▶ **The records**:
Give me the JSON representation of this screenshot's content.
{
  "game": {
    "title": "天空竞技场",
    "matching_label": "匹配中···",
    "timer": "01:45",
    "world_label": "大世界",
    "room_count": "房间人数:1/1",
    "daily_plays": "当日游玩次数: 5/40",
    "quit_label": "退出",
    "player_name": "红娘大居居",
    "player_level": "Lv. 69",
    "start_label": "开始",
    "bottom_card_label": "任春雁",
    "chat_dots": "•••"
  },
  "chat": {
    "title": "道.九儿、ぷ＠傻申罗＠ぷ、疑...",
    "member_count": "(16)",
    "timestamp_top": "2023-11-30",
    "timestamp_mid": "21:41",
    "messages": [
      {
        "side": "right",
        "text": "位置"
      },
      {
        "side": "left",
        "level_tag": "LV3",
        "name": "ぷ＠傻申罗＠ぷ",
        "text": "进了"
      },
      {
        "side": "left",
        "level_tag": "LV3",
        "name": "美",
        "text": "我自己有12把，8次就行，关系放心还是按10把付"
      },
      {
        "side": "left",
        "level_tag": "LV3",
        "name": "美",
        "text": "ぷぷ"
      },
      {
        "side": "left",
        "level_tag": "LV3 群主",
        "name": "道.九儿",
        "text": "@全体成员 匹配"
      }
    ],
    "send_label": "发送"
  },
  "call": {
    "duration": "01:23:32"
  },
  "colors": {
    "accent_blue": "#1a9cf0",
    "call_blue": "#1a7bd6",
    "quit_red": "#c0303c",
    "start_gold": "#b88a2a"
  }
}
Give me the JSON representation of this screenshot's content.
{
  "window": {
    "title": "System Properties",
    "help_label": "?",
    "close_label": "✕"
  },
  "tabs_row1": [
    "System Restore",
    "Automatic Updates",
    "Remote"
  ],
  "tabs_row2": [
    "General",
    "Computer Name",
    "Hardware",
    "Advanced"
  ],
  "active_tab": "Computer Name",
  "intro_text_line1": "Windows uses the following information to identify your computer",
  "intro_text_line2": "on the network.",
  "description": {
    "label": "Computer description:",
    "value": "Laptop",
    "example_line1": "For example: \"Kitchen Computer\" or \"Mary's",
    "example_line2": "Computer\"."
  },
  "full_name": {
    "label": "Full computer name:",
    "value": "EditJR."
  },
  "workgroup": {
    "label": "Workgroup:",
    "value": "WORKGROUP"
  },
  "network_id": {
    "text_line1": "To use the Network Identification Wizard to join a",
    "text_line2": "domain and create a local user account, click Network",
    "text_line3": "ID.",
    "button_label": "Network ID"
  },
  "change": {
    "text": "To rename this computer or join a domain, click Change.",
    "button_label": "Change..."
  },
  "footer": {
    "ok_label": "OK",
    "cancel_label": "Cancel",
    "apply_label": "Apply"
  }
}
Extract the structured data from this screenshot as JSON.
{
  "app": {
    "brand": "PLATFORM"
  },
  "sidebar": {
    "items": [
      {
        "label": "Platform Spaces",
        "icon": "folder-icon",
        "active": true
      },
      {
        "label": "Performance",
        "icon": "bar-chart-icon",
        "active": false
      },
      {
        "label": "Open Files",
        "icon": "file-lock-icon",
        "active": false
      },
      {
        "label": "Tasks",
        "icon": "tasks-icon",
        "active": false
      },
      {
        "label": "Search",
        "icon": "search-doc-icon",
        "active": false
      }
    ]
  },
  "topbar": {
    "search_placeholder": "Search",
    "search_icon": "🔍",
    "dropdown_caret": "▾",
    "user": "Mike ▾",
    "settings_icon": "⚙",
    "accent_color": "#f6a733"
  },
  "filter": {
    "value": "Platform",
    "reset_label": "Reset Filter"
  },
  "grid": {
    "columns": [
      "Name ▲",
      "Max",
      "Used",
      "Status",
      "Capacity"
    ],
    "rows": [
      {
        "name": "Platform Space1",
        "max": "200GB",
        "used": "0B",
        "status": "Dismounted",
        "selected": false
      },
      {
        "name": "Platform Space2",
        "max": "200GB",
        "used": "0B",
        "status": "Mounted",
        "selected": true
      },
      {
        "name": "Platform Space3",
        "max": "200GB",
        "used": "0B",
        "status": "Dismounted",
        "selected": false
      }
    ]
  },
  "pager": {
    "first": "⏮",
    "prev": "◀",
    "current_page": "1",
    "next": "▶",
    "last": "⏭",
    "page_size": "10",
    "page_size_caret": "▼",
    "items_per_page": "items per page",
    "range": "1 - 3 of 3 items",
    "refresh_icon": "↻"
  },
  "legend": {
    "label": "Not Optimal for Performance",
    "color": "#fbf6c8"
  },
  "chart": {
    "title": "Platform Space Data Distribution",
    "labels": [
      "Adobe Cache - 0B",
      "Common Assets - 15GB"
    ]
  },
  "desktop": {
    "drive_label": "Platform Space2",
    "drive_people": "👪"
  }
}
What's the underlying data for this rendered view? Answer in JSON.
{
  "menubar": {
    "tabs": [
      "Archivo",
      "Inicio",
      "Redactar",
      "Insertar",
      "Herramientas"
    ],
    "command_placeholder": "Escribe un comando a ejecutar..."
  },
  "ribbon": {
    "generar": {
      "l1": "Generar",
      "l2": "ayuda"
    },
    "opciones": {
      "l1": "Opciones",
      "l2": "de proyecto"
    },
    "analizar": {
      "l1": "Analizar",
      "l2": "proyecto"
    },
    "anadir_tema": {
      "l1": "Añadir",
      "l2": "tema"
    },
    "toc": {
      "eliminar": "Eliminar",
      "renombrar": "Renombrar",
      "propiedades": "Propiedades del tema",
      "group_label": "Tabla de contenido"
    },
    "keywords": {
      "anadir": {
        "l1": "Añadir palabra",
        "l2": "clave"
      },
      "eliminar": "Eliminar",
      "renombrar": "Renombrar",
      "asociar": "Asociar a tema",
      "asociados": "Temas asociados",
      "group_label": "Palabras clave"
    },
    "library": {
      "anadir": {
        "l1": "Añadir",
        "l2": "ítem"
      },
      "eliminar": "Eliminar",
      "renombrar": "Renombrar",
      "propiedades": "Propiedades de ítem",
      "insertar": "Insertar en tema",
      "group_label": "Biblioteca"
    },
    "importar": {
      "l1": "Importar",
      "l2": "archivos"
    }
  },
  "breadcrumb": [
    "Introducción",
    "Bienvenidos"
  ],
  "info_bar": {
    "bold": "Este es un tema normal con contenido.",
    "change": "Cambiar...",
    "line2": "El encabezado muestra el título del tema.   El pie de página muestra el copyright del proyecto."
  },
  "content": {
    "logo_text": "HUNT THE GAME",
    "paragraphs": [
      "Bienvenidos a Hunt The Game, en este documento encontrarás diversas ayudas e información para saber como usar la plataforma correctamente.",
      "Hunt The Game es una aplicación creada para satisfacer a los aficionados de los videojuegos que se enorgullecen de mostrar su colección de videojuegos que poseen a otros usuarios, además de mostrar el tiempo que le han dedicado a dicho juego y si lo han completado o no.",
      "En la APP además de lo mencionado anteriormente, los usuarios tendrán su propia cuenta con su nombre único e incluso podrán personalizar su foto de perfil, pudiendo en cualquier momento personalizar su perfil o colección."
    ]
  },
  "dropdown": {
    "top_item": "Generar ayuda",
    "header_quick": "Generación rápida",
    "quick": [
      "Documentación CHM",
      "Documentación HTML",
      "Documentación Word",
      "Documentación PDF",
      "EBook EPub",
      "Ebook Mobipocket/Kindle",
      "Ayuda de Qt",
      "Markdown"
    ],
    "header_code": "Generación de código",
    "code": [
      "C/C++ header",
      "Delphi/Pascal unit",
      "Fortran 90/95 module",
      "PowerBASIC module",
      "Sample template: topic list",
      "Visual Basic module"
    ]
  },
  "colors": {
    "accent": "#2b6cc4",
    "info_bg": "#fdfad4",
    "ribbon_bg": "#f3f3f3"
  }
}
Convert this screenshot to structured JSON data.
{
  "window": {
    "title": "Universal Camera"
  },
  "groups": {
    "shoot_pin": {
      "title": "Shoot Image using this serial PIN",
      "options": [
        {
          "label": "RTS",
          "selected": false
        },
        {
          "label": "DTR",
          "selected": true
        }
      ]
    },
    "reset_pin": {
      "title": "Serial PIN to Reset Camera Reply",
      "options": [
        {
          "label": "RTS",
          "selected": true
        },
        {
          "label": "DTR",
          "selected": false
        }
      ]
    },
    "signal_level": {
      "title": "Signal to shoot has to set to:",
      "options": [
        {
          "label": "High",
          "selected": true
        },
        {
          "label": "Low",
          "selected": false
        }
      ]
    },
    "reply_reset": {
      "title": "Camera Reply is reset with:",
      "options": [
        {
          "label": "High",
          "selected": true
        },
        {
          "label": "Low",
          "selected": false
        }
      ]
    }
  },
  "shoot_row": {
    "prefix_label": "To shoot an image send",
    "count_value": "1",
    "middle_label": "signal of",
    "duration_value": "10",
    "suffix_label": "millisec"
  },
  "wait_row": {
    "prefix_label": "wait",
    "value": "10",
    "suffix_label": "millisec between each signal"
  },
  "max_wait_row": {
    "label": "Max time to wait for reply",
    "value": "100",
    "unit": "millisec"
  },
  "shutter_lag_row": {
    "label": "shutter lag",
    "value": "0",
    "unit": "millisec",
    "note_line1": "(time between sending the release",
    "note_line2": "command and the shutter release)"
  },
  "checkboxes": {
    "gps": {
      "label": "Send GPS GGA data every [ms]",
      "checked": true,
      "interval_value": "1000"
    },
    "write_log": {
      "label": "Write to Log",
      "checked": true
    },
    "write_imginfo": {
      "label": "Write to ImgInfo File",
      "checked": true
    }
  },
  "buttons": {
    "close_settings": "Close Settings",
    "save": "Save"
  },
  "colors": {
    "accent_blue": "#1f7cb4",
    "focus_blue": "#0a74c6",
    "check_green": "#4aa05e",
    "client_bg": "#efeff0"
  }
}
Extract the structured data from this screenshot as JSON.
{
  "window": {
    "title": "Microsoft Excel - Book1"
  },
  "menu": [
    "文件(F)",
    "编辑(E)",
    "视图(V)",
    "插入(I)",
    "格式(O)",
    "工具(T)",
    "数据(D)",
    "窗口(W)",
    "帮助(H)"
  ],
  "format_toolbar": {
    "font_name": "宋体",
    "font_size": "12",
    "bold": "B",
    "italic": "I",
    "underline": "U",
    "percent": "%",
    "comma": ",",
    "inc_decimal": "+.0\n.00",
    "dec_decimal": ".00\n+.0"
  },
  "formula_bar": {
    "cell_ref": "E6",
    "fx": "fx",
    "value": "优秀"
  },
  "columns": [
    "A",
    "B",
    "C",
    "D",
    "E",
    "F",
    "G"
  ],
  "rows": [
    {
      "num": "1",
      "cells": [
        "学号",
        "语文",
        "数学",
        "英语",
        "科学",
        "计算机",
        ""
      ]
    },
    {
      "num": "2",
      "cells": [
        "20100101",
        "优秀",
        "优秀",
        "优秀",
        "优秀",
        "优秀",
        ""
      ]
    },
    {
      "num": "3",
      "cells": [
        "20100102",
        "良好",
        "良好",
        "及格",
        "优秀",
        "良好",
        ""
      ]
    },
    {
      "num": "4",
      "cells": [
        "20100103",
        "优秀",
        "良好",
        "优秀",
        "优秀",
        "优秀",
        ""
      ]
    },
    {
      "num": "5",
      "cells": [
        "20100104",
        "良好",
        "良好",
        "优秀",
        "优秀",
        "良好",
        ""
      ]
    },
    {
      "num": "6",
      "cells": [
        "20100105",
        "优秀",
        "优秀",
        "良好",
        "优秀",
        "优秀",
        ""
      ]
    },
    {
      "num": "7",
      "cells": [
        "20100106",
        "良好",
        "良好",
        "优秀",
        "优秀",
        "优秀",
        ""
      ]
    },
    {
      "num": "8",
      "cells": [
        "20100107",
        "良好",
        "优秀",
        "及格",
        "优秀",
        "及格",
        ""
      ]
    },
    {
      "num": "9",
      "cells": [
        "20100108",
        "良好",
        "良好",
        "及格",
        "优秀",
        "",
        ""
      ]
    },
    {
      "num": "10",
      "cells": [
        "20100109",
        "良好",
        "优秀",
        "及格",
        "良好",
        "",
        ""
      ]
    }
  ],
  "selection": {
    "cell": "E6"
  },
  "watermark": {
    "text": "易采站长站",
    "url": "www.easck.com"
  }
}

▶ **What you will do**: From the entries above, copy every line containing the word "Bienvenidos".

▶ **Final answer**:
    "Bienvenidos"
      "Bienvenidos a Hunt The Game, en este documento encontrarás diversas ayudas e información para saber como usar la plataforma correctamente.",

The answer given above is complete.